(Recorded data)
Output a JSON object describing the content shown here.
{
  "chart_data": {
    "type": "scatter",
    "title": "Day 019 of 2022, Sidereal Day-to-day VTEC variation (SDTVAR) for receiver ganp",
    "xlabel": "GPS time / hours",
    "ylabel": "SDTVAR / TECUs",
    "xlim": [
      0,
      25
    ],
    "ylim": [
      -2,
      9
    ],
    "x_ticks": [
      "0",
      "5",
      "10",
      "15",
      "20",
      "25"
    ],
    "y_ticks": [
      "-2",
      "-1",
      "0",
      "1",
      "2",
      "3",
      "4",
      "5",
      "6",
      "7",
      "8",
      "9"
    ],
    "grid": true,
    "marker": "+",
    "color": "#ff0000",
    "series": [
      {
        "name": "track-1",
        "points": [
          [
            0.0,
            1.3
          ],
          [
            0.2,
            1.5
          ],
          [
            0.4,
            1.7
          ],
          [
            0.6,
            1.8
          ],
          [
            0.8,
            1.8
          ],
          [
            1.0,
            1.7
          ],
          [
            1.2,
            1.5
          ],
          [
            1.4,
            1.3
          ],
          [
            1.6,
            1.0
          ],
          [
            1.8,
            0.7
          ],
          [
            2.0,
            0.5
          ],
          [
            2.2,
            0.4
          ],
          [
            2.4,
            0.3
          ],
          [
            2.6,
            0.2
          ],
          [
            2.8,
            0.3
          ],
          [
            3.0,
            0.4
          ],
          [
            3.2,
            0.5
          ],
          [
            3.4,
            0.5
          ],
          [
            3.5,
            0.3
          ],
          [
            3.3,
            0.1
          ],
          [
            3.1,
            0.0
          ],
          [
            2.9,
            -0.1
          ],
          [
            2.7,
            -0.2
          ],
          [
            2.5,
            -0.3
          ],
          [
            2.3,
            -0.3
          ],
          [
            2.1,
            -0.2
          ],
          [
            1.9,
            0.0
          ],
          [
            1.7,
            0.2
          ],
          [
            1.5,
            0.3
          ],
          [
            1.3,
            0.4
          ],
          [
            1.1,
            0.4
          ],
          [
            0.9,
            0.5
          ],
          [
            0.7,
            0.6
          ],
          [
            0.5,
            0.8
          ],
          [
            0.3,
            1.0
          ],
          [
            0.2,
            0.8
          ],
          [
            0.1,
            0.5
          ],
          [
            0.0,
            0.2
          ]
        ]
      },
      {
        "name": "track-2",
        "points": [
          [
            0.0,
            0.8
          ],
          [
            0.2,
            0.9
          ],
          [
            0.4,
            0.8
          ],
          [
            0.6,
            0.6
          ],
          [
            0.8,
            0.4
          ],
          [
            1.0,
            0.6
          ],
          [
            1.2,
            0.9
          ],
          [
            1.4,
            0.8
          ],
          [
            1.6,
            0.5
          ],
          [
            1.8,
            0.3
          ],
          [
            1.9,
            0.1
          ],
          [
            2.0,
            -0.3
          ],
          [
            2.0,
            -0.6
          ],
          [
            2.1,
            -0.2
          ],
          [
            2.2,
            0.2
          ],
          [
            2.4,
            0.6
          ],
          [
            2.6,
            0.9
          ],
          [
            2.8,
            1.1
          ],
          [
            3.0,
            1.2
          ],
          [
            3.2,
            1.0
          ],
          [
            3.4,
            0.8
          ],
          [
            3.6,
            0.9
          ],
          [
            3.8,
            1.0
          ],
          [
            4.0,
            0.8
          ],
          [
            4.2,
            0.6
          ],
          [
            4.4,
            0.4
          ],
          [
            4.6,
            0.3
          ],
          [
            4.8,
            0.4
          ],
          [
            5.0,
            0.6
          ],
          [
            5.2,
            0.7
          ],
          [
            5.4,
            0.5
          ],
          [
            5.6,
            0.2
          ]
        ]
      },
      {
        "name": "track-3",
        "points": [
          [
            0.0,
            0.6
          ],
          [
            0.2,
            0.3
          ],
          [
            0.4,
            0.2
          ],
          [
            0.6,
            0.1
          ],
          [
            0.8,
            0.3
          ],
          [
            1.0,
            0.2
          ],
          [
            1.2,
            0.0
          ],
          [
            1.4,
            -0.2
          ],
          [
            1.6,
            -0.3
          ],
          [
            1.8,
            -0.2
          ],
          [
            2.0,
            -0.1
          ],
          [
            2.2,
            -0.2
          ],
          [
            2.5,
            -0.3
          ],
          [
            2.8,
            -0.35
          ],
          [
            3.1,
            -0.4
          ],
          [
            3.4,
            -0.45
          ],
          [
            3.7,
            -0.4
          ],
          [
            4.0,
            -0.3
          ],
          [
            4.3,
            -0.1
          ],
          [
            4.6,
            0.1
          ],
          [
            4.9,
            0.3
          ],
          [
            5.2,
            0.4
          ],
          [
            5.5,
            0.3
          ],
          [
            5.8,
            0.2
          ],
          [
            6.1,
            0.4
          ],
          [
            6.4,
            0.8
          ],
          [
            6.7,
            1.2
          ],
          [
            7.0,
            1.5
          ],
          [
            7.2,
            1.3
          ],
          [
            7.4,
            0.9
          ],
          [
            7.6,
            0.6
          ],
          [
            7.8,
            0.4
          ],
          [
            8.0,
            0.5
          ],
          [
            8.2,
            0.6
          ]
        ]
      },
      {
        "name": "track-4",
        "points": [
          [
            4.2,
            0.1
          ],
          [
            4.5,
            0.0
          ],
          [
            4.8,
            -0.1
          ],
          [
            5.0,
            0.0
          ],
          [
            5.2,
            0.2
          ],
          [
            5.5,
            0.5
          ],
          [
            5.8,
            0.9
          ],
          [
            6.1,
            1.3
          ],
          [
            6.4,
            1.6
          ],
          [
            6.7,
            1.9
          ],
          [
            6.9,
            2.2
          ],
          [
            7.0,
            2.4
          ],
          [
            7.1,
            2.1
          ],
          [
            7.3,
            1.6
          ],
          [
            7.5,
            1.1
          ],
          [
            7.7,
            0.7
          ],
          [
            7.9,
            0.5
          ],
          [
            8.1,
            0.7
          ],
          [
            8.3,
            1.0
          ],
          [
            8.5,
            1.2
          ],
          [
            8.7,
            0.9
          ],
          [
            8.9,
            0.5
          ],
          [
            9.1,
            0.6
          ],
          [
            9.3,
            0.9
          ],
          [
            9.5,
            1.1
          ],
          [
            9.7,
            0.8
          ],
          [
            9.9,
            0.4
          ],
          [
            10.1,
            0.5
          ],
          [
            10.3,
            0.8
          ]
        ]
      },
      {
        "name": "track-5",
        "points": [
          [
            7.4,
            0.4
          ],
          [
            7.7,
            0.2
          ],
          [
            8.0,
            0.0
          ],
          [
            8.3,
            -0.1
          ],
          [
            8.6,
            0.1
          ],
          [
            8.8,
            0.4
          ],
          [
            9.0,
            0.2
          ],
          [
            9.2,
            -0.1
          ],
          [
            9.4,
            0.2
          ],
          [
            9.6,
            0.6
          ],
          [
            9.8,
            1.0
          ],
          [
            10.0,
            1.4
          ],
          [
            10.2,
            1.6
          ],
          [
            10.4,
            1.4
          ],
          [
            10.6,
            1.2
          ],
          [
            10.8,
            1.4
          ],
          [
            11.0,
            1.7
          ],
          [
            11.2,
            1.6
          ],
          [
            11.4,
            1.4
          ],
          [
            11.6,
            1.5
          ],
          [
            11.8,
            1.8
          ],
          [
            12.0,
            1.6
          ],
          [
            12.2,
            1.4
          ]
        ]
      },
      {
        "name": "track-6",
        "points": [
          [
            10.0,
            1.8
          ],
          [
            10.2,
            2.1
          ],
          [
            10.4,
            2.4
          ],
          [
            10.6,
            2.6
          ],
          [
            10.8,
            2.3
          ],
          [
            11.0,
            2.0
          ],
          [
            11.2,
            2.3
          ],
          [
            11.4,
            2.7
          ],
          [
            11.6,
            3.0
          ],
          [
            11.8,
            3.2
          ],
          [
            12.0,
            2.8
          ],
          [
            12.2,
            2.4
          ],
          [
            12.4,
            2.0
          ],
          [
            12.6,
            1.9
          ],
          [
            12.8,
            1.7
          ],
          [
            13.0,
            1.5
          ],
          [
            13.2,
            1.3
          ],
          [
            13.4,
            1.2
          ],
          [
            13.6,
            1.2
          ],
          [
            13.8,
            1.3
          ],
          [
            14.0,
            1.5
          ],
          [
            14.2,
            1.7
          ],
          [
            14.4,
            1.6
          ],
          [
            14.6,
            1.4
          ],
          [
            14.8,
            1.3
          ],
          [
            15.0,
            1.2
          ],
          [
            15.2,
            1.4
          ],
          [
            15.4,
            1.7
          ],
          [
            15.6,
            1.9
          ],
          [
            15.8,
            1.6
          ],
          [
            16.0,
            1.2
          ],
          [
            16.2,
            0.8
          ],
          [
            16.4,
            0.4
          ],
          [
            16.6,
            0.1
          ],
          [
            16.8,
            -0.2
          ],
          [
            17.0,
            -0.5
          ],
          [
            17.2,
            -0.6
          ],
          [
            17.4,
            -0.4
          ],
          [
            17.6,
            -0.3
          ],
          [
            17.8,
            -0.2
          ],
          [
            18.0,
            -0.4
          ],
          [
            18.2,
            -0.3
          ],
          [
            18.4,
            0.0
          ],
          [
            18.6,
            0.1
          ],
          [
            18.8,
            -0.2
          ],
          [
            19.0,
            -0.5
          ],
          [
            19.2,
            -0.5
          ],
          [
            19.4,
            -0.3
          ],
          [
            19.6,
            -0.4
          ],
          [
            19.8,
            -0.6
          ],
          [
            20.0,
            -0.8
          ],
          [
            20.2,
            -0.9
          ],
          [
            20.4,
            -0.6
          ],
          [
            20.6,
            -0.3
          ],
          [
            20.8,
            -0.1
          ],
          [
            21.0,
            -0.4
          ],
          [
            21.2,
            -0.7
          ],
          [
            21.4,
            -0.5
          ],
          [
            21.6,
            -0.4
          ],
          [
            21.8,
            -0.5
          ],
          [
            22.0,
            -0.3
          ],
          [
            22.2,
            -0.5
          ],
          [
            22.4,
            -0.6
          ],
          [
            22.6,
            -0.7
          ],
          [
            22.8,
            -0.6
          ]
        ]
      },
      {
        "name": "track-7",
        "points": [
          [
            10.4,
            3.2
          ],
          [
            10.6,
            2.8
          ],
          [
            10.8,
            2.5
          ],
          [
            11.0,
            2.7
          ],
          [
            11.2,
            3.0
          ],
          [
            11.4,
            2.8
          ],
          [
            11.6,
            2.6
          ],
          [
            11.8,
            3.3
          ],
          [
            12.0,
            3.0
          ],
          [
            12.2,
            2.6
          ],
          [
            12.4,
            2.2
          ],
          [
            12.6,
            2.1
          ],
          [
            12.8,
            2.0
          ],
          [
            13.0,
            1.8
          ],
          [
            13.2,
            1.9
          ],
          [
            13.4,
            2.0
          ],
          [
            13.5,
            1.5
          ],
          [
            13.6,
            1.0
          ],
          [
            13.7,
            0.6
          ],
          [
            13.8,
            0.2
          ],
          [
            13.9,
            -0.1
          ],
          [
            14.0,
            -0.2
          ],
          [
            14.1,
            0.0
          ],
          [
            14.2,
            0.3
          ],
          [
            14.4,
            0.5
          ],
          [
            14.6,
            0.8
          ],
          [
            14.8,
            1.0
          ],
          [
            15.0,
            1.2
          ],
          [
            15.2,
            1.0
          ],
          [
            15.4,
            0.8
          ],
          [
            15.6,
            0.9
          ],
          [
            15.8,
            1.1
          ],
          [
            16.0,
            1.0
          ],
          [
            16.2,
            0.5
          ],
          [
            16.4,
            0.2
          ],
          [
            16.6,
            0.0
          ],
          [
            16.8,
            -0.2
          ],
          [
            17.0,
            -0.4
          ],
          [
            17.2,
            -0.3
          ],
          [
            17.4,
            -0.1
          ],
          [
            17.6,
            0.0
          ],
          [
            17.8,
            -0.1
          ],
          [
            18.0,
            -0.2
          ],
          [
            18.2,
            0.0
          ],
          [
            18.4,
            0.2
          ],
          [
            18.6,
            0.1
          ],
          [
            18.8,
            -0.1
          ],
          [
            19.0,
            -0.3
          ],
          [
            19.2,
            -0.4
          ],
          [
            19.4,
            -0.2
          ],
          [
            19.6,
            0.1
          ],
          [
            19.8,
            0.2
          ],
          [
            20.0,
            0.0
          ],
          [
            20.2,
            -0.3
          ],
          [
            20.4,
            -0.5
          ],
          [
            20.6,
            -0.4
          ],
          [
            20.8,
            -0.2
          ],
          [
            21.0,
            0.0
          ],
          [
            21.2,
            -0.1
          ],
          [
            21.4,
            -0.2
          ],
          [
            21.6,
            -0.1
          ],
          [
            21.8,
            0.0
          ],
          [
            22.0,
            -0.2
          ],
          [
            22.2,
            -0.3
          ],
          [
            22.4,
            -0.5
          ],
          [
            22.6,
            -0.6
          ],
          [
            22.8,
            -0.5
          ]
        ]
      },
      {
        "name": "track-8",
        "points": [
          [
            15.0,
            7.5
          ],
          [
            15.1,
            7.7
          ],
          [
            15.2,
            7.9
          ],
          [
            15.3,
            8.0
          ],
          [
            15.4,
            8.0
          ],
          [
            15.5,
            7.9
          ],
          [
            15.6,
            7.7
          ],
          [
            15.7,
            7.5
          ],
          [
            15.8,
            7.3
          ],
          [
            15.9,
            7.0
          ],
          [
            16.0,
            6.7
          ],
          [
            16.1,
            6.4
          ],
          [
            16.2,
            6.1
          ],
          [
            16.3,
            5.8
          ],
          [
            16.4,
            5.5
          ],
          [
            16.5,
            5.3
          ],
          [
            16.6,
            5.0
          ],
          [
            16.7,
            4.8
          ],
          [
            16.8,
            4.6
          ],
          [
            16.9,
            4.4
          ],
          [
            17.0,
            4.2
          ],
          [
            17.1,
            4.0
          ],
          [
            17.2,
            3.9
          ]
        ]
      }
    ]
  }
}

Written exercise: Select all lines in the listing above where the word "SDTVAR" appears, and show them.

Written response:
    "title": "Day 019 of 2022, Sidereal Day-to-day VTEC variation (SDTVAR) for receiver ganp",
    "ylabel": "SDTVAR / TECUs",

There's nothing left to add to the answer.